WHAT YOU SHOULD DO.
Search the data for the string "température" and gather each line it is in.

THE DATA.
════════════════════

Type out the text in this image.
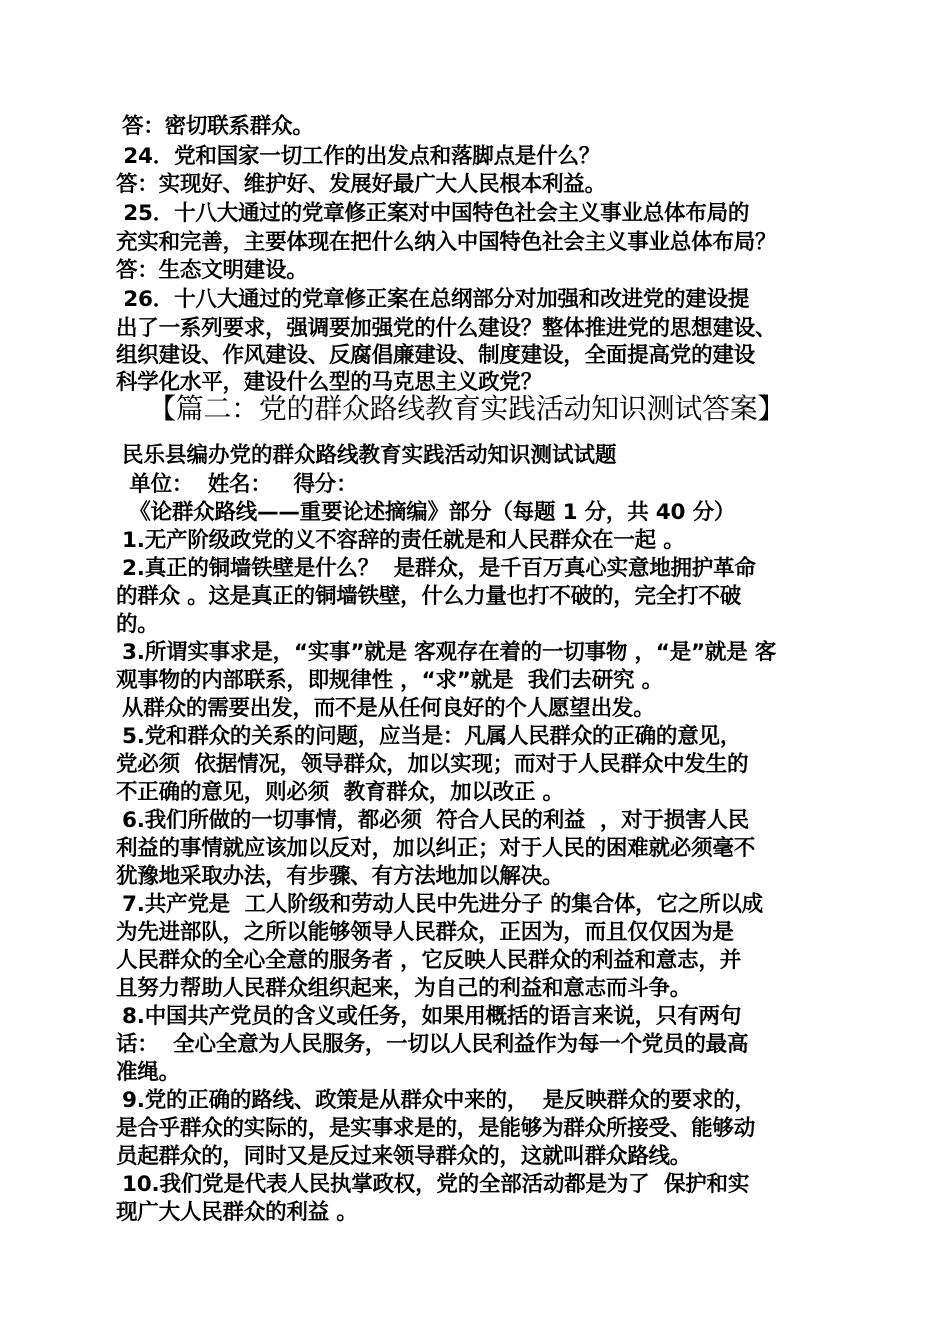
答：密切联系群众。
24．党和国家一切工作的出发点和落脚点是什么？
答：实现好、维护好、发展好最广大人民根本利益。
25．十八大通过的党章修正案对中国特色社会主义事业总体布局的
充实和完善，主要体现在把什么纳入中国特色社会主义事业总体布局？
答：生态文明建设。
26．十八大通过的党章修正案在总纲部分对加强和改进党的建设提
出了一系列要求，强调要加强党的什么建设？整体推进党的思想建设、
组织建设、作风建设、反腐倡廉建设、制度建设，全面提高党的建设
科学化水平，建设什么型的马克思主义政党？
【篇二：党的群众路线教育实践活动知识测试答案】
民乐县编办党的群众路线教育实践活动知识测试试题
单位：  姓名：   得分：
《论群众路线——重要论述摘编》部分（每题 1 分，共 40 分）
1.无产阶级政党的义不容辞的责任就是和人民群众在一起 。
2.真正的铜墙铁壁是什么？  是群众，是千百万真心实意地拥护革命
的群众 。这是真正的铜墙铁壁，什么力量也打不破的，完全打不破
的。
3.所谓实事求是，“实事”就是 客观存在着的一切事物 ，“是”就是 客
观事物的内部联系，即规律性 ，“求”就是  我们去研究 。
从群众的需要出发，而不是从任何良好的个人愿望出发。
5.党和群众的关系的问题，应当是：凡属人民群众的正确的意见，
党必须  依据情况，领导群众，加以实现；而对于人民群众中发生的
不正确的意见，则必须  教育群众，加以改正 。
6.我们所做的一切事情，都必须  符合人民的利益  ，对于损害人民
利益的事情就应该加以反对，加以纠正；对于人民的困难就必须毫不
犹豫地采取办法，有步骤、有方法地加以解决。
7.共产党是  工人阶级和劳动人民中先进分子 的集合体，它之所以成
为先进部队，之所以能够领导人民群众，正因为，而且仅仅因为是
人民群众的全心全意的服务者 ，它反映人民群众的利益和意志，并
且努力帮助人民群众组织起来，为自己的利益和意志而斗争。
8.中国共产党员的含义或任务，如果用概括的语言来说，只有两句
话：  全心全意为人民服务，一切以人民利益作为每一个党员的最高
准绳。
9.党的正确的路线、政策是从群众中来的，  是反映群众的要求的，
是合乎群众的实际的，是实事求是的，是能够为群众所接受、能够动
员起群众的，同时又是反过来领导群众的，这就叫群众路线。
10.我们党是代表人民执掌政权，党的全部活动都是为了  保护和实
现广大人民群众的利益 。
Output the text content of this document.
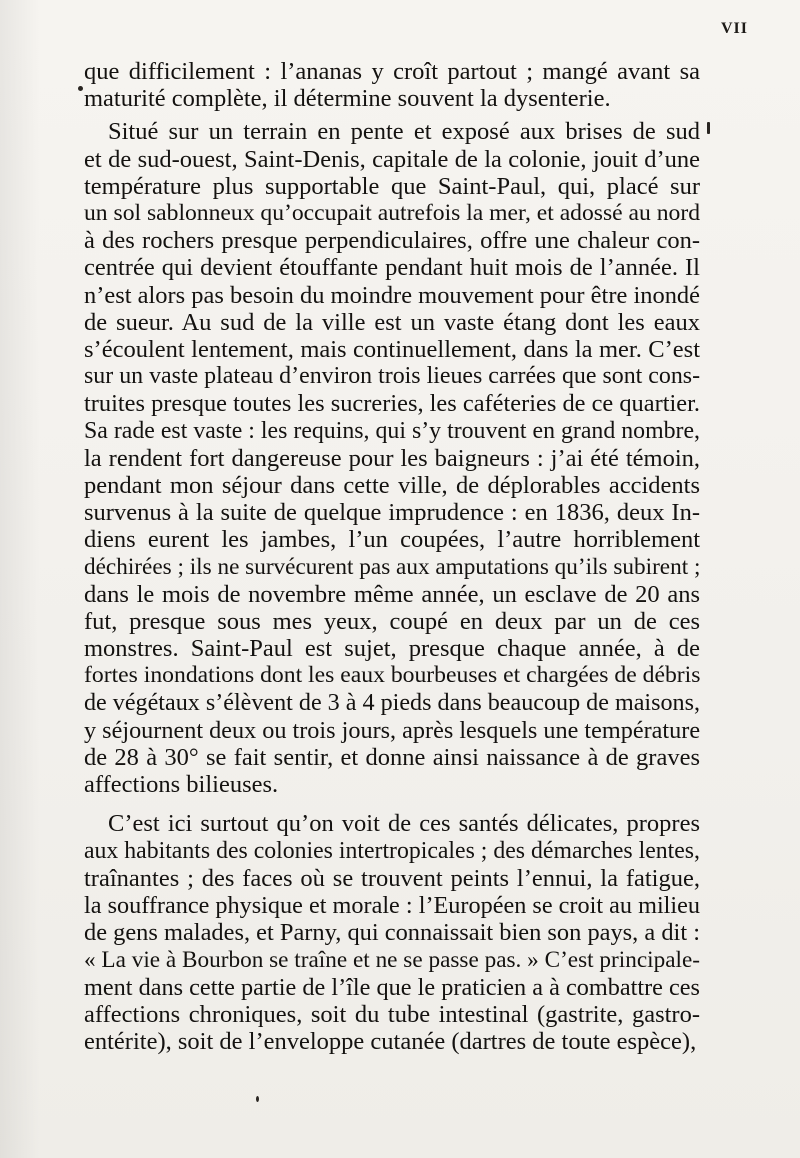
VII

que difficilement : l’ananas y croît partout ; mangé avant sa
maturité complète, il détermine souvent la dysenterie.

Situé sur un terrain en pente et exposé aux brises de sud
et de sud-ouest, Saint-Denis, capitale de la colonie, jouit d’une
température plus supportable que Saint-Paul, qui, placé sur
un sol sablonneux qu’occupait autrefois la mer, et adossé au nord
à des rochers presque perpendiculaires, offre une chaleur con-
centrée qui devient étouffante pendant huit mois de l’année. Il
n’est alors pas besoin du moindre mouvement pour être inondé
de sueur. Au sud de la ville est un vaste étang dont les eaux
s’écoulent lentement, mais continuellement, dans la mer. C’est
sur un vaste plateau d’environ trois lieues carrées que sont cons-
truites presque toutes les sucreries, les caféteries de ce quartier.
Sa rade est vaste : les requins, qui s’y trouvent en grand nombre,
la rendent fort dangereuse pour les baigneurs : j’ai été témoin,
pendant mon séjour dans cette ville, de déplorables accidents
survenus à la suite de quelque imprudence : en 1836, deux In-
diens eurent les jambes, l’un coupées, l’autre horriblement
déchirées ; ils ne survécurent pas aux amputations qu’ils subirent ;
dans le mois de novembre même année, un esclave de 20 ans
fut, presque sous mes yeux, coupé en deux par un de ces
monstres. Saint-Paul est sujet, presque chaque année, à de
fortes inondations dont les eaux bourbeuses et chargées de débris
de végétaux s’élèvent de 3 à 4 pieds dans beaucoup de maisons,
y séjournent deux ou trois jours, après lesquels une température
de 28 à 30° se fait sentir, et donne ainsi naissance à de graves
affections bilieuses.

C’est ici surtout qu’on voit de ces santés délicates, propres
aux habitants des colonies intertropicales ; des démarches lentes,
traînantes ; des faces où se trouvent peints l’ennui, la fatigue,
la souffrance physique et morale : l’Européen se croit au milieu
de gens malades, et Parny, qui connaissait bien son pays, a dit :
« La vie à Bourbon se traîne et ne se passe pas. » C’est principale-
ment dans cette partie de l’île que le praticien a à combattre ces
affections chroniques, soit du tube intestinal (gastrite, gastro-
entérite), soit de l’enveloppe cutanée (dartres de toute espèce),
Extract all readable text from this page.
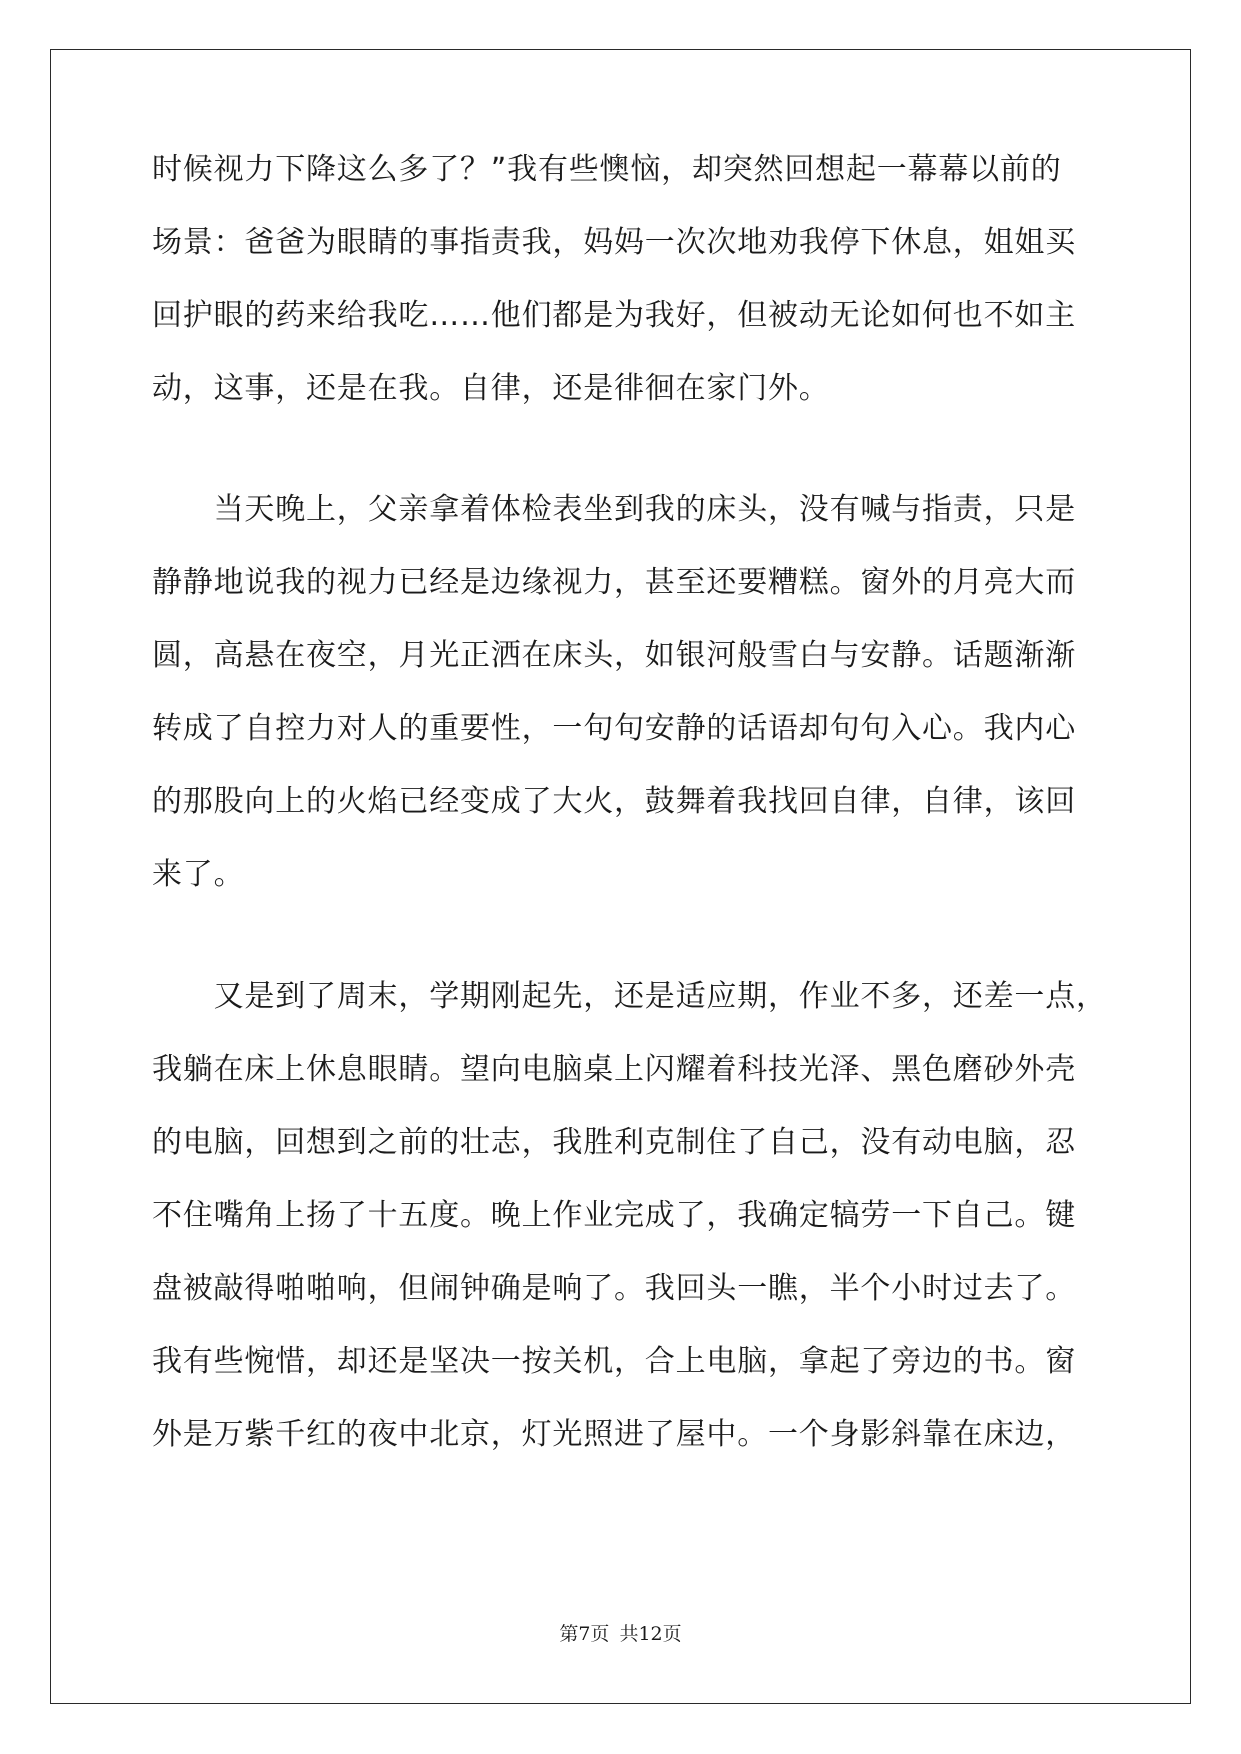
时候视力下降这么多了？”我有些懊恼，却突然回想起一幕幕以前的
场景：爸爸为眼睛的事指责我，妈妈一次次地劝我停下休息，姐姐买
回护眼的药来给我吃……他们都是为我好，但被动无论如何也不如主
动，这事，还是在我。自律，还是徘徊在家门外。
　　当天晚上，父亲拿着体检表坐到我的床头，没有喊与指责，只是
静静地说我的视力已经是边缘视力，甚至还要糟糕。窗外的月亮大而
圆，高悬在夜空，月光正洒在床头，如银河般雪白与安静。话题渐渐
转成了自控力对人的重要性，一句句安静的话语却句句入心。我内心
的那股向上的火焰已经变成了大火，鼓舞着我找回自律，自律，该回
来了。
　　又是到了周末，学期刚起先，还是适应期，作业不多，还差一点，
我躺在床上休息眼睛。望向电脑桌上闪耀着科技光泽、黑色磨砂外壳
的电脑，回想到之前的壮志，我胜利克制住了自己，没有动电脑，忍
不住嘴角上扬了十五度。晚上作业完成了，我确定犒劳一下自己。键
盘被敲得啪啪响，但闹钟确是响了。我回头一瞧，半个小时过去了。
我有些惋惜，却还是坚决一按关机，合上电脑，拿起了旁边的书。窗
外是万紫千红的夜中北京，灯光照进了屋中。一个身影斜靠在床边，
第7页 共12页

════════════════════

TASK SOLUTION.
température plus supportable que Saint-Paul, qui, placé sur
y séjournent deux ou trois jours, après lesquels une température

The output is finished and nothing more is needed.